- TASK DESCRIPTION:
Quote the full listing word for word.

- GIVEN DATA:
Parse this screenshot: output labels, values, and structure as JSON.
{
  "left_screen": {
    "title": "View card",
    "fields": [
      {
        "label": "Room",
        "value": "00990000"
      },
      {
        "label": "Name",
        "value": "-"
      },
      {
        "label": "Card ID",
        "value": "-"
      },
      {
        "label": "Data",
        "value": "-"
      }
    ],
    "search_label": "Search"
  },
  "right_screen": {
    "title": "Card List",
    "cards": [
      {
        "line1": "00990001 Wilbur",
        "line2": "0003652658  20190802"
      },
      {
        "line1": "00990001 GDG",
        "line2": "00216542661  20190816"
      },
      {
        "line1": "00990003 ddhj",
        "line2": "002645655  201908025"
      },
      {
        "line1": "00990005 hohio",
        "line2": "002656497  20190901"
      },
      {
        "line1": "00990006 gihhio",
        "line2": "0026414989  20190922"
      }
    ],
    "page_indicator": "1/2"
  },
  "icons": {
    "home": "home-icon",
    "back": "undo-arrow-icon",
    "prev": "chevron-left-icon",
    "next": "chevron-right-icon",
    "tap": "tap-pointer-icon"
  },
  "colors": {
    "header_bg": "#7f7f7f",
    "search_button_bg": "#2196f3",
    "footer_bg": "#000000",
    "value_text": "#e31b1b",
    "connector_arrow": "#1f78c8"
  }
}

- CORRECT ANSWER:
Parse this screenshot: output labels, values, and structure as JSON.
{
  "left_screen": {
    "title": "View card",
    "fields": [
      {
        "label": "Room",
        "value": "00990000"
      },
      {
        "label": "Name",
        "value": "-"
      },
      {
        "label": "Card ID",
        "value": "-"
      },
      {
        "label": "Data",
        "value": "-"
      }
    ],
    "search_label": "Search"
  },
  "right_screen": {
    "title": "Card List",
    "cards": [
      {
        "line1": "00990001 Wilbur",
        "line2": "0003652658  20190802"
      },
      {
        "line1": "00990001 GDG",
        "line2": "00216542661  20190816"
      },
      {
        "line1": "00990003 ddhj",
        "line2": "002645655  201908025"
      },
      {
        "line1": "00990005 hohio",
        "line2": "002656497  20190901"
      },
      {
        "line1": "00990006 gihhio",
        "line2": "0026414989  20190922"
      }
    ],
    "page_indicator": "1/2"
  },
  "icons": {
    "home": "home-icon",
    "back": "undo-arrow-icon",
    "prev": "chevron-left-icon",
    "next": "chevron-right-icon",
    "tap": "tap-pointer-icon"
  },
  "colors": {
    "header_bg": "#7f7f7f",
    "search_button_bg": "#2196f3",
    "footer_bg": "#000000",
    "value_text": "#e31b1b",
    "connector_arrow": "#1f78c8"
  }
}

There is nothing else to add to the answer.